======== PAGE EXTRACT ========

Deployment¶
Deploy Hector to production environments with Kubernetes, Docker, or as a standalone binary.
Binary Deployment¶
SystemD Service (Linux)¶
Create /etc/systemd/system/hector.service:
[Unit]
Description=Hector AI Agent Platform
After=network.target
[Service]
Type=simple
User=hector
Group=hector
WorkingDirectory=/opt/hector
Environment="PATH=/usr/local/bin:/usr/bin:/bin"
EnvironmentFile=/etc/hector/environment
ExecStart=/usr/local/bin/hector serve --config /etc/hector/config.yaml
Restart=on-failure
RestartSec=5s
StandardOutput=journal
StandardError=journal
SyslogIdentifier=hector
[Install]
WantedBy=multi-user.target
Environment file /etc/hector/environment:
OPENAI_API_KEY=sk-...
ANTHROPIC_API_KEY=sk-ant-...

========

Answer these questions about the Hector deployment page.
(a) What three ways of deploying Hector to production does the page name?
(b) In the SystemD service file, when is the service restarted, and after what delay?
(c) Which two API keys are set in the environment file /etc/hector/environment?

======== RECORDED INFORMATION ========

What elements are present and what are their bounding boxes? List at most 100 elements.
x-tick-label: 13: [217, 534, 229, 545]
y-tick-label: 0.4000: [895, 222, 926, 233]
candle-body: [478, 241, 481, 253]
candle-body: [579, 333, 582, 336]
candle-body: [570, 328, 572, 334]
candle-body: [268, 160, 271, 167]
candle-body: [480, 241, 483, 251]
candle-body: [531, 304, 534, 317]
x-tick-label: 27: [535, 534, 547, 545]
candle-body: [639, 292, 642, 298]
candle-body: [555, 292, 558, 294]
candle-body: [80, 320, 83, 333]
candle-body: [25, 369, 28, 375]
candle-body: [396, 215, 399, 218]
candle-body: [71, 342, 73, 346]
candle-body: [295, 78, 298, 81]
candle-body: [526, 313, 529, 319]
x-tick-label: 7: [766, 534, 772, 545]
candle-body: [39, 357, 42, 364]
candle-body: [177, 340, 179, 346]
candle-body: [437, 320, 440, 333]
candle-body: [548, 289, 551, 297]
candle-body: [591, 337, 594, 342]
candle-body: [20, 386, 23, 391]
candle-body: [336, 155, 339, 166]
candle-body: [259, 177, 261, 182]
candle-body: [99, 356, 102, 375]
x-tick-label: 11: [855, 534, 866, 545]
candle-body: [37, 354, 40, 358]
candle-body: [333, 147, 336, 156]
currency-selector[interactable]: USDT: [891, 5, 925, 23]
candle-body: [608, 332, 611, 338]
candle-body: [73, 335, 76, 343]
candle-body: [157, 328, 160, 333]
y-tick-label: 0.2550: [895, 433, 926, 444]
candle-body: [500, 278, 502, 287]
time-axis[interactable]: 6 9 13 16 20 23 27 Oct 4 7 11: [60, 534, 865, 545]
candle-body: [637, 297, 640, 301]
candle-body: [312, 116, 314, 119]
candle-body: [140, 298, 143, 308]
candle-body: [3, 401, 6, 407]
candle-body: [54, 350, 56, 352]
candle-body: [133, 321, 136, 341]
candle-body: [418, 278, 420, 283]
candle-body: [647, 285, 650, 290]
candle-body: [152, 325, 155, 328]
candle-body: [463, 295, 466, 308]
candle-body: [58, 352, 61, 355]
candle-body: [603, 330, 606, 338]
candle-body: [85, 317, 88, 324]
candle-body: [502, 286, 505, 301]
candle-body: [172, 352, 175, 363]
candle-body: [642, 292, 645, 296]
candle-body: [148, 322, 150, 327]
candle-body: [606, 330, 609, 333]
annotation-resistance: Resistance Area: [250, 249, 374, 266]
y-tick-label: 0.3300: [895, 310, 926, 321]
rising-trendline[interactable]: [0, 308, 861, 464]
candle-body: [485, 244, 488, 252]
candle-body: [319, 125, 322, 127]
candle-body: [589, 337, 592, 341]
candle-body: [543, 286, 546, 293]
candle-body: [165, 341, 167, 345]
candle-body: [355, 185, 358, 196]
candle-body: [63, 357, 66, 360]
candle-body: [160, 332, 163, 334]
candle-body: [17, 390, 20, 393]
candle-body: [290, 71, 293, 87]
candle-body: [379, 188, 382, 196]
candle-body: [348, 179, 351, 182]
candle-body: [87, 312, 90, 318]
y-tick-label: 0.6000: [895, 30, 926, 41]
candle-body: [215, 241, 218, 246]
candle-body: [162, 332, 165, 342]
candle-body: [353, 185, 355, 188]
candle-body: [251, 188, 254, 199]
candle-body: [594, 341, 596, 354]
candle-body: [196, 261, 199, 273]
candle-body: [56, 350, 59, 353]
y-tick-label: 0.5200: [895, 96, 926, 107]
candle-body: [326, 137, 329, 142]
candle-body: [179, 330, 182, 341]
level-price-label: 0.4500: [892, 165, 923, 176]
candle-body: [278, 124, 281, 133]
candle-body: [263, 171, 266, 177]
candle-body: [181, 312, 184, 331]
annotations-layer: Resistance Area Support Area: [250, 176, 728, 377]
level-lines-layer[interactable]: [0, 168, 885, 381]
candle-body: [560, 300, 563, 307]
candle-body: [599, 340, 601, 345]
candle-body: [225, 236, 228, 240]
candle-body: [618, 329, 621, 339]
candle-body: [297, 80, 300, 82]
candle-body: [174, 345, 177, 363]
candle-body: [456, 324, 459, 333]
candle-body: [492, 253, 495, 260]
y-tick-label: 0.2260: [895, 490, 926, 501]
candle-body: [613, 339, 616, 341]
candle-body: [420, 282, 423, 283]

========

# TASK OUTPUT
(a) Kubernetes, Docker, or a standalone binary.
(b) On failure, after 5 seconds.
(c) OPENAI_API_KEY and ANTHROPIC_API_KEY.